Directive
Print every record below exactly as written.

Raw records

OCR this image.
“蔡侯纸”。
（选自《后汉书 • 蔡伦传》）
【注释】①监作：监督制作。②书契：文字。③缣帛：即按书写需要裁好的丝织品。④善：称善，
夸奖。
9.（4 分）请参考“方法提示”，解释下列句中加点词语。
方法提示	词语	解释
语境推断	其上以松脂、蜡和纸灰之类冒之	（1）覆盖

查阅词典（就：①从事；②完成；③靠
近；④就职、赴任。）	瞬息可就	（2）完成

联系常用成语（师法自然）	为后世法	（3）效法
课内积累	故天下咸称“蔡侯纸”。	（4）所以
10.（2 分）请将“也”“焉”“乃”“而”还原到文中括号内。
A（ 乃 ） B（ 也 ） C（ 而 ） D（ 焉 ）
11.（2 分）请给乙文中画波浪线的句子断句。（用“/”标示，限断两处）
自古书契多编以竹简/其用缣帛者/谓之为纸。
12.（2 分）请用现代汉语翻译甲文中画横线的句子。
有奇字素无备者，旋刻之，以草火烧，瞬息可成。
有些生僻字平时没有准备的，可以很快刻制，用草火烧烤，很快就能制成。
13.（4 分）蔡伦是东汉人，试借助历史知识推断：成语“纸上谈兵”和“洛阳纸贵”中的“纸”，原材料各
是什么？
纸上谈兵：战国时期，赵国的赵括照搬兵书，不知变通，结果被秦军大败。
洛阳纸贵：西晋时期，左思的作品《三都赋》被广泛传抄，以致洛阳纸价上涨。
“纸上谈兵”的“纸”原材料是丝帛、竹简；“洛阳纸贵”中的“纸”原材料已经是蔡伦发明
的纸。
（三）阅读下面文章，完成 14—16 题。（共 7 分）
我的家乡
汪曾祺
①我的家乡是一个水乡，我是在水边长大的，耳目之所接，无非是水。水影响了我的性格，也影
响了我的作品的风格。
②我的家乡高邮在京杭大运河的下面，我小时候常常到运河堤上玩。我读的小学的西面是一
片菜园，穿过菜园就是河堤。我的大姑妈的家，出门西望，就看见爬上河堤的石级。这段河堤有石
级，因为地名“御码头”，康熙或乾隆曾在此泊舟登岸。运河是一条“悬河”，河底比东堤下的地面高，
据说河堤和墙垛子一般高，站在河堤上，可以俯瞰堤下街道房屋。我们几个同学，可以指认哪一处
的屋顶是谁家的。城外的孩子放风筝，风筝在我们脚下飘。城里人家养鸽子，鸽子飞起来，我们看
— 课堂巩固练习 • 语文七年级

Solution to the problem
OCR this image.
“蔡侯纸”。
（选自《后汉书 • 蔡伦传》）
【注释】①监作：监督制作。②书契：文字。③缣帛：即按书写需要裁好的丝织品。④善：称善，
夸奖。
9.（4 分）请参考“方法提示”，解释下列句中加点词语。
方法提示	词语	解释
语境推断	其上以松脂、蜡和纸灰之类冒之	（1）覆盖

查阅词典（就：①从事；②完成；③靠
近；④就职、赴任。）	瞬息可就	（2）完成

联系常用成语（师法自然）	为后世法	（3）效法
课内积累	故天下咸称“蔡侯纸”。	（4）所以
10.（2 分）请将“也”“焉”“乃”“而”还原到文中括号内。
A（ 乃 ） B（ 也 ） C（ 而 ） D（ 焉 ）
11.（2 分）请给乙文中画波浪线的句子断句。（用“/”标示，限断两处）
自古书契多编以竹简/其用缣帛者/谓之为纸。
12.（2 分）请用现代汉语翻译甲文中画横线的句子。
有奇字素无备者，旋刻之，以草火烧，瞬息可成。
有些生僻字平时没有准备的，可以很快刻制，用草火烧烤，很快就能制成。
13.（4 分）蔡伦是东汉人，试借助历史知识推断：成语“纸上谈兵”和“洛阳纸贵”中的“纸”，原材料各
是什么？
纸上谈兵：战国时期，赵国的赵括照搬兵书，不知变通，结果被秦军大败。
洛阳纸贵：西晋时期，左思的作品《三都赋》被广泛传抄，以致洛阳纸价上涨。
“纸上谈兵”的“纸”原材料是丝帛、竹简；“洛阳纸贵”中的“纸”原材料已经是蔡伦发明
的纸。
（三）阅读下面文章，完成 14—16 题。（共 7 分）
我的家乡
汪曾祺
①我的家乡是一个水乡，我是在水边长大的，耳目之所接，无非是水。水影响了我的性格，也影
响了我的作品的风格。
②我的家乡高邮在京杭大运河的下面，我小时候常常到运河堤上玩。我读的小学的西面是一
片菜园，穿过菜园就是河堤。我的大姑妈的家，出门西望，就看见爬上河堤的石级。这段河堤有石
级，因为地名“御码头”，康熙或乾隆曾在此泊舟登岸。运河是一条“悬河”，河底比东堤下的地面高，
据说河堤和墙垛子一般高，站在河堤上，可以俯瞰堤下街道房屋。我们几个同学，可以指认哪一处
的屋顶是谁家的。城外的孩子放风筝，风筝在我们脚下飘。城里人家养鸽子，鸽子飞起来，我们看
— 课堂巩固练习 • 语文七年级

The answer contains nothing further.